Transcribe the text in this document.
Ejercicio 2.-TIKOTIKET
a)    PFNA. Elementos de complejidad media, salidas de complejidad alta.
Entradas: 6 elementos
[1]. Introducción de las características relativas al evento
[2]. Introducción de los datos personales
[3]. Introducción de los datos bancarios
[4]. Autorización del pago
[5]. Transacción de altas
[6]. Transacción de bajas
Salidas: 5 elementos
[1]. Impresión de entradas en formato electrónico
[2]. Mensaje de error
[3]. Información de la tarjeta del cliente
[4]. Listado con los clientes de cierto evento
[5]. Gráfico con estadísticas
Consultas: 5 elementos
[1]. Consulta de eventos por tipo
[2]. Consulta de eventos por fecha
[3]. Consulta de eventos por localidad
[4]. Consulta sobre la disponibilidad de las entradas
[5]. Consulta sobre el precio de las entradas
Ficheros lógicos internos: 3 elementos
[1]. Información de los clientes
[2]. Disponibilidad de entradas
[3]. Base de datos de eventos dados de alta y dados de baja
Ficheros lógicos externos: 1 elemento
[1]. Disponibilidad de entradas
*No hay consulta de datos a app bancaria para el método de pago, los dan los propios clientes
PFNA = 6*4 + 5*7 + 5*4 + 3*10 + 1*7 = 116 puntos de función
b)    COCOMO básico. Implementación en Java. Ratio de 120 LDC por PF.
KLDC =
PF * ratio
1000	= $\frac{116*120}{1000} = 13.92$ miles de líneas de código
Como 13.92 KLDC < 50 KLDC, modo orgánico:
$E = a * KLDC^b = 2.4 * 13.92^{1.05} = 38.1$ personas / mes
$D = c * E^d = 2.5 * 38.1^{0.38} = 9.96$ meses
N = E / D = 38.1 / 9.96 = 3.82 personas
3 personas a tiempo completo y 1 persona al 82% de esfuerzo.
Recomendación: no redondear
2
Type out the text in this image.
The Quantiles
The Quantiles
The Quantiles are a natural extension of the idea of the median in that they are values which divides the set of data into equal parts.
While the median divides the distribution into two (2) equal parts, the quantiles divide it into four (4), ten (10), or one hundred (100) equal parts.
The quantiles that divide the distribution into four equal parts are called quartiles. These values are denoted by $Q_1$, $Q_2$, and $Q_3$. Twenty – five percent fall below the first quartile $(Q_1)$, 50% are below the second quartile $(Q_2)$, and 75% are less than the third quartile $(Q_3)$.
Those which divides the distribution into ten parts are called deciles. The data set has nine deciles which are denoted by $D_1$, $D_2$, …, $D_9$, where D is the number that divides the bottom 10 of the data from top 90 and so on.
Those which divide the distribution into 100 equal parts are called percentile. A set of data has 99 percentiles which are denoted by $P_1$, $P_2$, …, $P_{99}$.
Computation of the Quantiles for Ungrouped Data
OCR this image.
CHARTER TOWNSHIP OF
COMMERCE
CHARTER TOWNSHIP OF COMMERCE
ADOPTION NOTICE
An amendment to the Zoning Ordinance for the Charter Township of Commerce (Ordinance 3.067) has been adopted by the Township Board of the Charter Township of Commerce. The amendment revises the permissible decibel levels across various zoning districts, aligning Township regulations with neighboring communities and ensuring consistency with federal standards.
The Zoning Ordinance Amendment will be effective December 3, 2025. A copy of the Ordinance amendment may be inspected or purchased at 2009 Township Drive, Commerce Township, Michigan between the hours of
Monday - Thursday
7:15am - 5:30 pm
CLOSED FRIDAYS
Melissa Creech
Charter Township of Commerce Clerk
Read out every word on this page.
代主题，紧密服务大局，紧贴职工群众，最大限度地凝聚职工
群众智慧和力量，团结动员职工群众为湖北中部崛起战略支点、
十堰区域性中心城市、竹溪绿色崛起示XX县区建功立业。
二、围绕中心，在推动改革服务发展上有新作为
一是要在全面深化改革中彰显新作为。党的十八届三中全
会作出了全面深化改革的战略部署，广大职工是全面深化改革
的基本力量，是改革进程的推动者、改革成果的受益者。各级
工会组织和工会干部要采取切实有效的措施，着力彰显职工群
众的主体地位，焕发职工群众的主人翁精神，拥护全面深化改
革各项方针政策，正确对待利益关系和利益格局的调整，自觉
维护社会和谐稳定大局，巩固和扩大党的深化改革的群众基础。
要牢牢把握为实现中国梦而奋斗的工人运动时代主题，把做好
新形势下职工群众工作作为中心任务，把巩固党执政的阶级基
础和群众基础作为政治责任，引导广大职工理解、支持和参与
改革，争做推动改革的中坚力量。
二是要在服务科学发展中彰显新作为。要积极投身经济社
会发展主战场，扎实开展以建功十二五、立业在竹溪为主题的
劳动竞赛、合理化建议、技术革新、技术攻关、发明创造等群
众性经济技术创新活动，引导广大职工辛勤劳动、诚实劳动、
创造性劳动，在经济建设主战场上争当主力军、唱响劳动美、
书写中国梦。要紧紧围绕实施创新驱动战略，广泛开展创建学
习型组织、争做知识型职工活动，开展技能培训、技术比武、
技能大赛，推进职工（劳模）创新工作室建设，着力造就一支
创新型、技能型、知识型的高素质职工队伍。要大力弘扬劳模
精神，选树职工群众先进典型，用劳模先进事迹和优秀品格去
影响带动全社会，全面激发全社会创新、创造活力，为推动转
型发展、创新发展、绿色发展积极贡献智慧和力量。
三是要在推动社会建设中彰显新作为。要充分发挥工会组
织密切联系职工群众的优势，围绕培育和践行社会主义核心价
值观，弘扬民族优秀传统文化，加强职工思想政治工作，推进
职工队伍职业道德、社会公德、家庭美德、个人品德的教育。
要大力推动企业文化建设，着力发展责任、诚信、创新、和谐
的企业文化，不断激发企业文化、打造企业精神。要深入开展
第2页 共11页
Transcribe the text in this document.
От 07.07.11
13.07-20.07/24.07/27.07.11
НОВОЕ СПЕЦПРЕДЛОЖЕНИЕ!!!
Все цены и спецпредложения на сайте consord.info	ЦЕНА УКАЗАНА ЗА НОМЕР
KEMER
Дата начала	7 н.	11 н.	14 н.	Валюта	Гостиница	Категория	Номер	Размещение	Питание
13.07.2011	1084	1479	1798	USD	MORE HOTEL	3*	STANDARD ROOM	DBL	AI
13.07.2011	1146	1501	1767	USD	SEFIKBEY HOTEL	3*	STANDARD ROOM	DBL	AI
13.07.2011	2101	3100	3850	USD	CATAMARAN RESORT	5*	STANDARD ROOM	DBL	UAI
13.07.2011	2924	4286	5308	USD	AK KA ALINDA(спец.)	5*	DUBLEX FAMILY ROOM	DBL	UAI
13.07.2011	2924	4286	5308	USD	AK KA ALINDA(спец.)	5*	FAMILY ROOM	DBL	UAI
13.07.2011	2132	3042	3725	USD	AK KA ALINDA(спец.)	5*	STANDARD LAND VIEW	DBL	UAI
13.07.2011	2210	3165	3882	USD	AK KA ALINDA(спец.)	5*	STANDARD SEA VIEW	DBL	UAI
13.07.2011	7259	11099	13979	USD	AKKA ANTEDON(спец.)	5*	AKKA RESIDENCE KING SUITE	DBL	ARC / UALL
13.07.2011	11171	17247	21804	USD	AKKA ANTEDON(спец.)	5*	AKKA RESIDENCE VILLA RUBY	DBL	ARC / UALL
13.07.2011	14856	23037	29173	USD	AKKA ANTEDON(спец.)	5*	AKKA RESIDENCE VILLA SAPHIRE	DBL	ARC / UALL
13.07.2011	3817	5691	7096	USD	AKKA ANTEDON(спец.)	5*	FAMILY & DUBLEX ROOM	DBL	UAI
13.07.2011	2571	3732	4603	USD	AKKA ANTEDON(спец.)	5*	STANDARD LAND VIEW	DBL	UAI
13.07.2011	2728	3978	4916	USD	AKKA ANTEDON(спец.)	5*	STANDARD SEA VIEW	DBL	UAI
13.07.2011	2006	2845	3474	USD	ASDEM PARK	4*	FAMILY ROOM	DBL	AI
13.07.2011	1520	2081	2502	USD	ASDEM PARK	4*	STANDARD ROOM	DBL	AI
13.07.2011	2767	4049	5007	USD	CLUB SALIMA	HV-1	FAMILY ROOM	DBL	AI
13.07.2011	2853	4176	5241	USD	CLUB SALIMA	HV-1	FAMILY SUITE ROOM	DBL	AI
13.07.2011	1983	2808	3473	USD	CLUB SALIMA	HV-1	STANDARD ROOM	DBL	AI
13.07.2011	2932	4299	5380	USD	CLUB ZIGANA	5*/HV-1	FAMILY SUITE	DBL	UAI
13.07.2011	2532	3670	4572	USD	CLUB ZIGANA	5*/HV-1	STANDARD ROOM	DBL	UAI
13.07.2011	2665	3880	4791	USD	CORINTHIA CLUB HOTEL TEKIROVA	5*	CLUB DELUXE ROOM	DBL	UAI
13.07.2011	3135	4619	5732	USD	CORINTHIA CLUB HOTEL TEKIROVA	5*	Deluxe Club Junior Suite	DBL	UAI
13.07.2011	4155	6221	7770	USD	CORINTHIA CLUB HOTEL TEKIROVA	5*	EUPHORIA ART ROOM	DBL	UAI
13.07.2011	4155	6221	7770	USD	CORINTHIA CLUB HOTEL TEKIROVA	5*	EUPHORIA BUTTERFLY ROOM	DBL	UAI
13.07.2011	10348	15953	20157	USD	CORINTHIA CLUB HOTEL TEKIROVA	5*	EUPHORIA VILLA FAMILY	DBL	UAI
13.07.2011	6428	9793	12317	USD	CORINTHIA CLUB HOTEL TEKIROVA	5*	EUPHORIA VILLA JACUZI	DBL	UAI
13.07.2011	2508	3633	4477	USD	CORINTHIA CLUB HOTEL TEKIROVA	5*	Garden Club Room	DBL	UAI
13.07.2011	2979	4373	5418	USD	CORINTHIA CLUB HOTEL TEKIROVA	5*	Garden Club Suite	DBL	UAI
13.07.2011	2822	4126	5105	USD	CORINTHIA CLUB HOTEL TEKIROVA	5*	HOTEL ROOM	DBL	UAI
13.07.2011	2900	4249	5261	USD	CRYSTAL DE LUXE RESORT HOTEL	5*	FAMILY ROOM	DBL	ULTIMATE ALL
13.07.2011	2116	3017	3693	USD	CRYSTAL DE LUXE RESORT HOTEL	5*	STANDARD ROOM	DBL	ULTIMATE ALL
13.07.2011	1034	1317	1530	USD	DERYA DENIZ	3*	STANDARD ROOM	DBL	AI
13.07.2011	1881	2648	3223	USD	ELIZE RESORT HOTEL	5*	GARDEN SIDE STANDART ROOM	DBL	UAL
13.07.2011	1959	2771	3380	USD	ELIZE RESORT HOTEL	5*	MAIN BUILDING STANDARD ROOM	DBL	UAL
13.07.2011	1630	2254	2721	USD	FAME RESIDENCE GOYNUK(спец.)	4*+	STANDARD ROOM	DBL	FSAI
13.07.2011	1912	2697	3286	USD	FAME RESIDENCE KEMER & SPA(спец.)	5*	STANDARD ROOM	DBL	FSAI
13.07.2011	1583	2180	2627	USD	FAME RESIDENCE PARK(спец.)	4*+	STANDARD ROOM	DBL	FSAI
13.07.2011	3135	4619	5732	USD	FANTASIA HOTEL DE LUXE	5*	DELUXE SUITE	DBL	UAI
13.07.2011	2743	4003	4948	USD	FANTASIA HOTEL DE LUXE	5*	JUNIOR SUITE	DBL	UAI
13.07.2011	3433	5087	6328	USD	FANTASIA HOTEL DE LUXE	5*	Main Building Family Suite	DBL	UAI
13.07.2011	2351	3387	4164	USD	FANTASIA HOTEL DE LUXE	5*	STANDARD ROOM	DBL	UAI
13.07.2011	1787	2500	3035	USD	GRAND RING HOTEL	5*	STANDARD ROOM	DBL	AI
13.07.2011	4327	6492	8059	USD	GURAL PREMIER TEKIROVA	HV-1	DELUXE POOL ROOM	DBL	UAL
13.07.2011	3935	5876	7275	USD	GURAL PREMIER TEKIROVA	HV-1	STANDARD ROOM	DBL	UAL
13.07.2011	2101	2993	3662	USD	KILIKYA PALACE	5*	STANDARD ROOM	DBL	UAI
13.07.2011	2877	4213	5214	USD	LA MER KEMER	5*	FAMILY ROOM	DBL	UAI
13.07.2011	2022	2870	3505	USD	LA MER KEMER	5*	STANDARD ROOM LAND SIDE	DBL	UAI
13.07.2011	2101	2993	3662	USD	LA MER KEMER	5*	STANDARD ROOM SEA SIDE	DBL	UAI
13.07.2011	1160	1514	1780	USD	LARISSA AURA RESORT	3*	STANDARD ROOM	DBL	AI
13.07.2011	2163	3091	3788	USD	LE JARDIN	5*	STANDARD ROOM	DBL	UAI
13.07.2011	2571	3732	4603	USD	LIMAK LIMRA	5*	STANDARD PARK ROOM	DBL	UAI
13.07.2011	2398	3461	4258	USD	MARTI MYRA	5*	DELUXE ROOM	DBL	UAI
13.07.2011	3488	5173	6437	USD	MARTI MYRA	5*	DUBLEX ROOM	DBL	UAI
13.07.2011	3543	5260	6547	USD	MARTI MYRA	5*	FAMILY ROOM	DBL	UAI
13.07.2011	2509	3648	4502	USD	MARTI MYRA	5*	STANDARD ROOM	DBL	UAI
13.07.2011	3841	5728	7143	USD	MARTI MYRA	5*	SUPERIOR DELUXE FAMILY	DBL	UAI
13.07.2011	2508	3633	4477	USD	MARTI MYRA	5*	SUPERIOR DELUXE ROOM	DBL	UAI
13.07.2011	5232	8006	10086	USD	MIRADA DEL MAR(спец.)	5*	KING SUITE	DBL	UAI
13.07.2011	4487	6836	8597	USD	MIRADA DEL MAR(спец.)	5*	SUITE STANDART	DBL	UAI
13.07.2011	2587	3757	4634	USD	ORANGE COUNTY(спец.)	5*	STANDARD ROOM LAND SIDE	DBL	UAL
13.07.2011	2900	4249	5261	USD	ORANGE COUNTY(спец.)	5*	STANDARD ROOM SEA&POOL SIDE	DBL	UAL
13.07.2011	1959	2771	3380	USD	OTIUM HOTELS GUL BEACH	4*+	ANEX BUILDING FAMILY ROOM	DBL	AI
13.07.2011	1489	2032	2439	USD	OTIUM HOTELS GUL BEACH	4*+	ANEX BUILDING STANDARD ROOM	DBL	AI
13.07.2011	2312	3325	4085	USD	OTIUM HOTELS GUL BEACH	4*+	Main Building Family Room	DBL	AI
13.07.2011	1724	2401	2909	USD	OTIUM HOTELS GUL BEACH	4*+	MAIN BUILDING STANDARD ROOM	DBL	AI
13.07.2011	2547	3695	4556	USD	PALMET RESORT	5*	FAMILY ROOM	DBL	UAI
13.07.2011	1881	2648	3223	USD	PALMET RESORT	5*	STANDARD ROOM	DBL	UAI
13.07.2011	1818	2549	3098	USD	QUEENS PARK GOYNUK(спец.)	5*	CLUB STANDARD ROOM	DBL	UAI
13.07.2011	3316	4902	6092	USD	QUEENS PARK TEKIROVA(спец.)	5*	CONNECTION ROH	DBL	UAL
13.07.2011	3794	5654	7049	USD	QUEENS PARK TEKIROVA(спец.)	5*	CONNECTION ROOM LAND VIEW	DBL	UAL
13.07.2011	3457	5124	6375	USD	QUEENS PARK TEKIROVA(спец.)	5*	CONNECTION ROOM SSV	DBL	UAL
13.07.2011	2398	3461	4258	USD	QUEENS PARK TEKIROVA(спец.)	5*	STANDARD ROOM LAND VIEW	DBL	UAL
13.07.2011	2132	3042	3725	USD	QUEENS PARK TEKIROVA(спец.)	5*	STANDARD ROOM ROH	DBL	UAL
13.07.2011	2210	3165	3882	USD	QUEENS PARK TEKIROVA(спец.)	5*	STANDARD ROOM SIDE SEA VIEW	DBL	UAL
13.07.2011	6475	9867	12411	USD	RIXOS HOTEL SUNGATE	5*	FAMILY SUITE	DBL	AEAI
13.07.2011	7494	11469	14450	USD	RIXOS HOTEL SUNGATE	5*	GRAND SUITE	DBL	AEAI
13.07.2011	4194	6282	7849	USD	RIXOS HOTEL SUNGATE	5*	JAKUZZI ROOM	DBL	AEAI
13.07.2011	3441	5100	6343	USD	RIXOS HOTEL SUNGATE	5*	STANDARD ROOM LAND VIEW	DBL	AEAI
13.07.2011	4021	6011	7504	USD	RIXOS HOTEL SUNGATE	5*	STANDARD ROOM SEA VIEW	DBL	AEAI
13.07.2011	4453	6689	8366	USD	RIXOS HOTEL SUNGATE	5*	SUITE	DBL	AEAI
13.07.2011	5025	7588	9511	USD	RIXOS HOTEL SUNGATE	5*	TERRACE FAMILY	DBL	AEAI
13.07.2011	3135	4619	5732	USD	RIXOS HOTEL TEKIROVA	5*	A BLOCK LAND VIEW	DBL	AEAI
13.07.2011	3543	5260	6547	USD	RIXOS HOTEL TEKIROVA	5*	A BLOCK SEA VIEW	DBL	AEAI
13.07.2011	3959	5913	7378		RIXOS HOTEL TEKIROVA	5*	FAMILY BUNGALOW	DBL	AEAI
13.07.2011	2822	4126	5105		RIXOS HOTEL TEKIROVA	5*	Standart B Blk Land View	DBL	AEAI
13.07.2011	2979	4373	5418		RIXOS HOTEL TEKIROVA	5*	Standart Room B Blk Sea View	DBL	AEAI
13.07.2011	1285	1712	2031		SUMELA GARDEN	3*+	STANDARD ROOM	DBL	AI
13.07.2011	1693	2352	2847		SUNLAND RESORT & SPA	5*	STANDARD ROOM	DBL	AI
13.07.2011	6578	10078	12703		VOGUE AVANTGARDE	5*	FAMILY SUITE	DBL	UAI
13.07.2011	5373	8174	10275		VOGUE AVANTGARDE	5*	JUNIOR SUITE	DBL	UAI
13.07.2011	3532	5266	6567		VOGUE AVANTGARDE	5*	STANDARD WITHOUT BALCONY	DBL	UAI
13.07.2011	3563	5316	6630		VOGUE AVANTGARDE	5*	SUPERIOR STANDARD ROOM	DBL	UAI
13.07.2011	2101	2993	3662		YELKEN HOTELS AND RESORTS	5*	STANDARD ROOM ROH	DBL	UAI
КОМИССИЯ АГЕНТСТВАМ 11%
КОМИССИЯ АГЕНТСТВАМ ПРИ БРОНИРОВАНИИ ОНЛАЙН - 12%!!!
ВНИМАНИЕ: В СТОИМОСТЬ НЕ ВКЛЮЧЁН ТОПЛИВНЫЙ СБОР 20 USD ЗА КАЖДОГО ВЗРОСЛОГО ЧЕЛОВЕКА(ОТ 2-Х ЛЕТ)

————

» Exercise aim: Go through the listing above and locate each line that holds the word "POOL". Copy those lines.

» Solution for this exercise:
13.07.2011	4327	6492	8059	USD	GURAL PREMIER TEKIROVA	HV-1	DELUXE POOL ROOM	DBL	UAL
13.07.2011	2900	4249	5261	USD	ORANGE COUNTY(спец.)	5*	STANDARD ROOM SEA&POOL SIDE	DBL	UAL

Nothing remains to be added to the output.